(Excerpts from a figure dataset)

-----

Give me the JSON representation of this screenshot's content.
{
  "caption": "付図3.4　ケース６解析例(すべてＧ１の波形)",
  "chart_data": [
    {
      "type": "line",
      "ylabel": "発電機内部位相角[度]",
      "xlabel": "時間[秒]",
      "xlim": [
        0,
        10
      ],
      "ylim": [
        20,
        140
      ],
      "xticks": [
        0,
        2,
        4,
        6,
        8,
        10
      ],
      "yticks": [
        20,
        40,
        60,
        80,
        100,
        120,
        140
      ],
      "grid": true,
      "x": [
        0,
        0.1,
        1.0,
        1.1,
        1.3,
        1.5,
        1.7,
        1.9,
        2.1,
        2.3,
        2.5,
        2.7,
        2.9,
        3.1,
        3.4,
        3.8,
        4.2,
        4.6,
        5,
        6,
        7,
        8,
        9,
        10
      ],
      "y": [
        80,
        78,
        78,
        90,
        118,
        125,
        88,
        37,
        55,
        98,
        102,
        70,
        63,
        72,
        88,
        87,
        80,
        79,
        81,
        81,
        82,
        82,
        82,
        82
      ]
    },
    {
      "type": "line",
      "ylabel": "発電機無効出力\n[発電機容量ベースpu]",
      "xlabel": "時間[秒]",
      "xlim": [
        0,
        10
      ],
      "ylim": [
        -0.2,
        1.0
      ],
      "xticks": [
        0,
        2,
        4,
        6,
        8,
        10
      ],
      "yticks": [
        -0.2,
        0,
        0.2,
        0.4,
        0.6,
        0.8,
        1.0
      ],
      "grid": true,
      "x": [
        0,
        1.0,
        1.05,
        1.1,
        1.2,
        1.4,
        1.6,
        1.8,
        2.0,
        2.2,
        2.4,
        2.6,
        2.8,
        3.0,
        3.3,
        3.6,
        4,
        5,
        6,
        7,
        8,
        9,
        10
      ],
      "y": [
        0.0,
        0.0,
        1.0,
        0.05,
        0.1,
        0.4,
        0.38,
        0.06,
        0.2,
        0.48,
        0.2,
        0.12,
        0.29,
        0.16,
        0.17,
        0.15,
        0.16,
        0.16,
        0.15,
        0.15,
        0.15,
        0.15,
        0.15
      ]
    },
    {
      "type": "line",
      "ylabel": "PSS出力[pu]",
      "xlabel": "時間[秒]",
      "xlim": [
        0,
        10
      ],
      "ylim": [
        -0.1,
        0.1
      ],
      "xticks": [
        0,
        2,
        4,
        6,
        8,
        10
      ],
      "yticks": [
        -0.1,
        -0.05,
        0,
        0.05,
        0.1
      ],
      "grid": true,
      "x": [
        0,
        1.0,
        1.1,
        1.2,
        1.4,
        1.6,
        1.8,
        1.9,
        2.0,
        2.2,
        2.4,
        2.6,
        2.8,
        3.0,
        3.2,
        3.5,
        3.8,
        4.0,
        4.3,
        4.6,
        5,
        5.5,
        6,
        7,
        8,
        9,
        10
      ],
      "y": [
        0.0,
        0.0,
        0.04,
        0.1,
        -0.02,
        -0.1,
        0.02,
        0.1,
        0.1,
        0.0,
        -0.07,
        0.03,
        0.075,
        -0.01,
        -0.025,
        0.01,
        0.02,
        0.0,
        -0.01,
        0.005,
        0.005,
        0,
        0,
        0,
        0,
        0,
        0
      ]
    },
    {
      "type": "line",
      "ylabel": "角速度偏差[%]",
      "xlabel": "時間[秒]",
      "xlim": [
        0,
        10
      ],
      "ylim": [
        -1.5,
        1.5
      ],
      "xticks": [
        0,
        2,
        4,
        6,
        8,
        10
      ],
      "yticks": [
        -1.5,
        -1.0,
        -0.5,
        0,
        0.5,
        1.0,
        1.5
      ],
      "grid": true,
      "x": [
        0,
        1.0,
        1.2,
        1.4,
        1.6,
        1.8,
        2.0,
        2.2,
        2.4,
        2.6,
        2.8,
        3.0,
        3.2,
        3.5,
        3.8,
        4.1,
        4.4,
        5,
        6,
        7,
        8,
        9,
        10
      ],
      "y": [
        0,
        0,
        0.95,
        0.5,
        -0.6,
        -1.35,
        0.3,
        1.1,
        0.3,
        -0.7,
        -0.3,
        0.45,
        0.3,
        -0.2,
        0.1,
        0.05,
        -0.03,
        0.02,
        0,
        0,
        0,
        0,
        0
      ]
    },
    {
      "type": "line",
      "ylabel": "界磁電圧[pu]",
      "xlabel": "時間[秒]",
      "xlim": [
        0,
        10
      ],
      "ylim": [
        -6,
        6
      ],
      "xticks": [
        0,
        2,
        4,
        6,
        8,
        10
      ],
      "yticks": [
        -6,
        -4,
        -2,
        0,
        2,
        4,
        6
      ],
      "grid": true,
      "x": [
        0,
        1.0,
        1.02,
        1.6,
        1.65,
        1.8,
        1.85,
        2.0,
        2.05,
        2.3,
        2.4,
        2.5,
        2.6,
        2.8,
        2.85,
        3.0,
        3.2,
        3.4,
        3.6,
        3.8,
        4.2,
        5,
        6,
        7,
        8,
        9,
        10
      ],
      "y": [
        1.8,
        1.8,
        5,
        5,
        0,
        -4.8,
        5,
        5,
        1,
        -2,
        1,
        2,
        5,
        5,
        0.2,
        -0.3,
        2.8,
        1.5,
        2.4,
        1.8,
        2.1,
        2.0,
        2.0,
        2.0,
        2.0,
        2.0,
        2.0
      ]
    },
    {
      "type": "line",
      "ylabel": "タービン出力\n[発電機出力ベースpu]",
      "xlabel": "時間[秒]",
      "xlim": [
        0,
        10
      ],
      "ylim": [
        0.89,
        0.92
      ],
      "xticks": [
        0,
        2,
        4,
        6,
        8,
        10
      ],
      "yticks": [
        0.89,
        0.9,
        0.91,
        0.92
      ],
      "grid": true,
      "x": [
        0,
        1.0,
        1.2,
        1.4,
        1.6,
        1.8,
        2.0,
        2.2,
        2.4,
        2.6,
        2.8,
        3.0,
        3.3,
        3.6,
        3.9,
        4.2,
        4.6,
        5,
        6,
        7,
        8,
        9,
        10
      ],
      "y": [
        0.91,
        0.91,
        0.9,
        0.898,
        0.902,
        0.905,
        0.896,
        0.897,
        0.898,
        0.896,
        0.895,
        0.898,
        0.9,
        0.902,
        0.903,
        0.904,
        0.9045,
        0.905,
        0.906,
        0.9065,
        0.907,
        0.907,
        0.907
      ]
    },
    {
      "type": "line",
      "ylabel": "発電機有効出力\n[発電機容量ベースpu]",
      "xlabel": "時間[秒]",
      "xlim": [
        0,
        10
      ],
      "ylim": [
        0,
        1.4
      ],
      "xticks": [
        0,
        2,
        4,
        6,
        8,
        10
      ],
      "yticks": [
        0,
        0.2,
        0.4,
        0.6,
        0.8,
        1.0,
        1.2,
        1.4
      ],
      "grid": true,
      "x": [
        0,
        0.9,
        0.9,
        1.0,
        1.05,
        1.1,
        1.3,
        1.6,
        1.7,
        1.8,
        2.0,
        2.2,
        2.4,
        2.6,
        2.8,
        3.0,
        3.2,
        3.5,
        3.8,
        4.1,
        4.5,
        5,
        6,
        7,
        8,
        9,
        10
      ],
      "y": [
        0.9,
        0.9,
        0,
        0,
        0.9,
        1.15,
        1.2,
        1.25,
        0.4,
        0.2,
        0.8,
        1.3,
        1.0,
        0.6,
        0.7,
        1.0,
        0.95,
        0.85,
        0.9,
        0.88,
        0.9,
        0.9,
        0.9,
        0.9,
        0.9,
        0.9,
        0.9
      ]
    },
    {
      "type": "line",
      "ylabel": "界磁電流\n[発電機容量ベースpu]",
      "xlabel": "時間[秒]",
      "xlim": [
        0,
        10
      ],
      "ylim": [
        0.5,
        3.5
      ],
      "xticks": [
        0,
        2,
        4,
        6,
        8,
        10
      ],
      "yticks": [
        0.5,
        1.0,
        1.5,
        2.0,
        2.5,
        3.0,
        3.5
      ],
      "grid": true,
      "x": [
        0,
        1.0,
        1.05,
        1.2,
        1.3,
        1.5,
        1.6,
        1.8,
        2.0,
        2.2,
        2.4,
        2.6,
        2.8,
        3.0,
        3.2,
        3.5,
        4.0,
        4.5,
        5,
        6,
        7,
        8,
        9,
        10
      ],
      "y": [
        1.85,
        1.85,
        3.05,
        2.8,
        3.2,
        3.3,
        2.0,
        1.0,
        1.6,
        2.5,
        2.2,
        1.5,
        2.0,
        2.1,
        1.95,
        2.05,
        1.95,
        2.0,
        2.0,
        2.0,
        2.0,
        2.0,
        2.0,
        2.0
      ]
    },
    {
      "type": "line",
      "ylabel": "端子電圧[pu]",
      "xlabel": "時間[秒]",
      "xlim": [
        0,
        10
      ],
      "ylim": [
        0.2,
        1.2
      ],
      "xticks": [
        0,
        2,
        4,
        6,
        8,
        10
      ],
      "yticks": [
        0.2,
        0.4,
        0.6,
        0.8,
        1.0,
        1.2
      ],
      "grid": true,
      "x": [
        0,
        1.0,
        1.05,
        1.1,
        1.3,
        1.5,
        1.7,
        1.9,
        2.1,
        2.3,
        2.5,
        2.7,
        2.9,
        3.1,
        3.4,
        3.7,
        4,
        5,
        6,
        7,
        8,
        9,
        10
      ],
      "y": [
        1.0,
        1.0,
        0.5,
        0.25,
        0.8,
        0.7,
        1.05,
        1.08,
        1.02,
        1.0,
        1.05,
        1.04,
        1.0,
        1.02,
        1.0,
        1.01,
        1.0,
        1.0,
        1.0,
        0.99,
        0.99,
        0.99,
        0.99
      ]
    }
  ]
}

-----

**Short exercise:**
Pull out each line holding the string "発電機容量ベースpu".

**Task output:**
      "ylabel": "発電機無効出力\n[発電機容量ベースpu]",
      "ylabel": "発電機有効出力\n[発電機容量ベースpu]",
      "ylabel": "界磁電流\n[発電機容量ベースpu]",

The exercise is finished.